**Task to complete:**
Your answer must consist of every line from the data below that includes the word "which".

[Supplied material — start]

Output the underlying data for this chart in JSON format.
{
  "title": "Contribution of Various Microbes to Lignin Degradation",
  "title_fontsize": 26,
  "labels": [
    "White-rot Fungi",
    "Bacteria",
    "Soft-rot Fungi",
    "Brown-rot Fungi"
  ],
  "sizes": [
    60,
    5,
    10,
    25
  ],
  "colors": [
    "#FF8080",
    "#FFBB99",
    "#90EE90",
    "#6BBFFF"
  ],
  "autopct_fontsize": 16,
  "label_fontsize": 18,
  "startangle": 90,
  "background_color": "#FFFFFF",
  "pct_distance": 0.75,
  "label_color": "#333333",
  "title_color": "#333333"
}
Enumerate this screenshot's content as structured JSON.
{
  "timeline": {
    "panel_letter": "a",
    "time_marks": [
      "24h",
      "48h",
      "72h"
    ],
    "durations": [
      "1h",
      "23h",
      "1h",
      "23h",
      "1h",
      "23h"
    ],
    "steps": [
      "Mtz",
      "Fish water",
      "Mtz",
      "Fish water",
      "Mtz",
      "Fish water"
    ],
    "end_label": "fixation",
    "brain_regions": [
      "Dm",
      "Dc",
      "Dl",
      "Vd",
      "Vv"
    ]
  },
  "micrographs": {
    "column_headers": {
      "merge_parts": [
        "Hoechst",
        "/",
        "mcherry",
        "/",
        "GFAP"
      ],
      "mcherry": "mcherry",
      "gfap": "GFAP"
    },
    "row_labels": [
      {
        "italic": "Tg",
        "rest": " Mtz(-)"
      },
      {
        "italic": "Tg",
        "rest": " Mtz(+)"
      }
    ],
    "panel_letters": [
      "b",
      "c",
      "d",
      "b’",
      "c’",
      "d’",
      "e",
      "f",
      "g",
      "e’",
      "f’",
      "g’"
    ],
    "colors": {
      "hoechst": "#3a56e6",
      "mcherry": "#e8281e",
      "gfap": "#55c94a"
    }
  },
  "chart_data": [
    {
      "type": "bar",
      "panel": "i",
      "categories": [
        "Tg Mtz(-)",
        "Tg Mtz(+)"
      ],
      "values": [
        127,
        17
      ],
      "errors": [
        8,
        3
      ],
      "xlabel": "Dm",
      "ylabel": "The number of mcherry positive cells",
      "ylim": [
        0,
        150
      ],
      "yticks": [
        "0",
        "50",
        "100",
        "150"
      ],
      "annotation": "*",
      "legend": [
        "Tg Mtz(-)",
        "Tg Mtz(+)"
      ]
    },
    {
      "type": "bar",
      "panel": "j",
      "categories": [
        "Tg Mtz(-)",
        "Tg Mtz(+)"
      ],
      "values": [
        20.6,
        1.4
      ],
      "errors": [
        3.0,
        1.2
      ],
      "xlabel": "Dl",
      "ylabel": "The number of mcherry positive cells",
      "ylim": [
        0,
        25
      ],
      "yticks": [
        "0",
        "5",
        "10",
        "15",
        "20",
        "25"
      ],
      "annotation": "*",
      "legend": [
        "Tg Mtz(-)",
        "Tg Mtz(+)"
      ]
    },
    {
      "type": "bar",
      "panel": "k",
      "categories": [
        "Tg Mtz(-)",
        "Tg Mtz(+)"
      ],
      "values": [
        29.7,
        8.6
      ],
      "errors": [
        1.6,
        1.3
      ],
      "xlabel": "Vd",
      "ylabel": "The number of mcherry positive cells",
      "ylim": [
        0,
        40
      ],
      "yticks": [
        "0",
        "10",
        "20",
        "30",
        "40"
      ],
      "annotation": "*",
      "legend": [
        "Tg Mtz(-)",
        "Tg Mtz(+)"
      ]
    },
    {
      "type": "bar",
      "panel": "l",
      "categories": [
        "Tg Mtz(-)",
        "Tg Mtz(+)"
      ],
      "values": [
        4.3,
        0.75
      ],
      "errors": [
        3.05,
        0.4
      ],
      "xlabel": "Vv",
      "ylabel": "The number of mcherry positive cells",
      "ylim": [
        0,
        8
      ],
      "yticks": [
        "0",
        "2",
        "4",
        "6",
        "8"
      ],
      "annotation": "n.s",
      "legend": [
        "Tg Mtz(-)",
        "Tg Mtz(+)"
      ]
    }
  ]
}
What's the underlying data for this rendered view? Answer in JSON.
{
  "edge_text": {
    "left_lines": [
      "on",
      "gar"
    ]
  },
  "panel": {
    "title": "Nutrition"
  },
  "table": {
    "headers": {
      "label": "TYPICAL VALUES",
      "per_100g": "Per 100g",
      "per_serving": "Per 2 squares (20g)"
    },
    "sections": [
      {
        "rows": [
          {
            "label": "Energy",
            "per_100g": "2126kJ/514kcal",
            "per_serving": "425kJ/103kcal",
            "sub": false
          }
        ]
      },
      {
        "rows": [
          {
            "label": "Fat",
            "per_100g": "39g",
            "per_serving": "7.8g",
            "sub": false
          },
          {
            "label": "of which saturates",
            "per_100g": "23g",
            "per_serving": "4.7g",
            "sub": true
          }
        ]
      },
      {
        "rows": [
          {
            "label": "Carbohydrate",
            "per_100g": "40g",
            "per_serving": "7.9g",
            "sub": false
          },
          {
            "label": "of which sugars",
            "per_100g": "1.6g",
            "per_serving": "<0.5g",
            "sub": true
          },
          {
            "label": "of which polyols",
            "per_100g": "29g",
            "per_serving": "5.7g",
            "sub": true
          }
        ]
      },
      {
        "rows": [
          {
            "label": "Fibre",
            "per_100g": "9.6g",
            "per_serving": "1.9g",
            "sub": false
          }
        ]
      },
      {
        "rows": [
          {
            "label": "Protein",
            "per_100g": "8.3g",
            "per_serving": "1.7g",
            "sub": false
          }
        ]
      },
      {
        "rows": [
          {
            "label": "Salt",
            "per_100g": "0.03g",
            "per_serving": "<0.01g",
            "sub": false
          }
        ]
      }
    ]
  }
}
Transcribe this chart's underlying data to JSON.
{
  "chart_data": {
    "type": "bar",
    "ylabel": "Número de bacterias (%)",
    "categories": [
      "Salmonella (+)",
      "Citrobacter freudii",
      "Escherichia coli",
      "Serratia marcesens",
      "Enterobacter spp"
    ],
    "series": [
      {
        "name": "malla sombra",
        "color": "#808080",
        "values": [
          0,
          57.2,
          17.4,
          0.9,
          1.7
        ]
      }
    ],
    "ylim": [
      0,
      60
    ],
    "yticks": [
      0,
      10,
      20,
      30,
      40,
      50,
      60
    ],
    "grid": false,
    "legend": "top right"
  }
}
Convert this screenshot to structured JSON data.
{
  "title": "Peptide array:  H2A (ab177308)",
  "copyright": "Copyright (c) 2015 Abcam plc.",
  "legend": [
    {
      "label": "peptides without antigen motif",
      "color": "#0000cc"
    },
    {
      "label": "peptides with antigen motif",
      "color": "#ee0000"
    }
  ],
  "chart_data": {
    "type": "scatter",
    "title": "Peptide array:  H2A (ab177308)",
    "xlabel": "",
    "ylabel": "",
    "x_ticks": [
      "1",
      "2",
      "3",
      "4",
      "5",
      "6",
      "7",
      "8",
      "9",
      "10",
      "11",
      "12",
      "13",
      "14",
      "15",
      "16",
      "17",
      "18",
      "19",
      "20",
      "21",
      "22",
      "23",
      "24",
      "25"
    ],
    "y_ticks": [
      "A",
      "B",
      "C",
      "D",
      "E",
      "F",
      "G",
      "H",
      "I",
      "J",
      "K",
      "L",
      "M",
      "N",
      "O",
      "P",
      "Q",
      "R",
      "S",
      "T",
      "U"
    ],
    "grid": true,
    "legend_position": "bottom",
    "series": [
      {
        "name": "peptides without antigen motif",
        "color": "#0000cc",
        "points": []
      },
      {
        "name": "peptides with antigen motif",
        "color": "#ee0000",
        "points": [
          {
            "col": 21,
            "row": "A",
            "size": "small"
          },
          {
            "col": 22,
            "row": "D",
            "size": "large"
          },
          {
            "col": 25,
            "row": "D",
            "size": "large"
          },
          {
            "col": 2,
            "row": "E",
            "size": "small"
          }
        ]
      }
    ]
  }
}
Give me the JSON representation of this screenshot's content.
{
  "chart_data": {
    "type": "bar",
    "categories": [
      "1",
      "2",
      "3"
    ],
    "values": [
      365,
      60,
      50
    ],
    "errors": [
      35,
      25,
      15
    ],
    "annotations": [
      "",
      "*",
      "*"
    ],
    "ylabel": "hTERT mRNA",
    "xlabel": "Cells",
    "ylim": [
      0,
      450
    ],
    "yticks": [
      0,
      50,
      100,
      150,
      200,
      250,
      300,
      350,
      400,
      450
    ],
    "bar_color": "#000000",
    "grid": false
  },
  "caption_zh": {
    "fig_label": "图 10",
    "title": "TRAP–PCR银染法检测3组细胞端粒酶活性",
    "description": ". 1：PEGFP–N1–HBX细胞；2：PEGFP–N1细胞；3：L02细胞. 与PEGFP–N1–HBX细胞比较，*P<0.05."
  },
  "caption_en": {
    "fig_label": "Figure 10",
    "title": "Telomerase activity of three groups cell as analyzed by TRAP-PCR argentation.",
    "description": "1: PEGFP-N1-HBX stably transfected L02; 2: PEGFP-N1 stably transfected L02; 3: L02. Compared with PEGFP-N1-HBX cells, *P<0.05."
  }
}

[Supplied material — finish]

**Result of the task:**
            "label": "of which saturates",
            "label": "of which sugars",
            "label": "of which polyols",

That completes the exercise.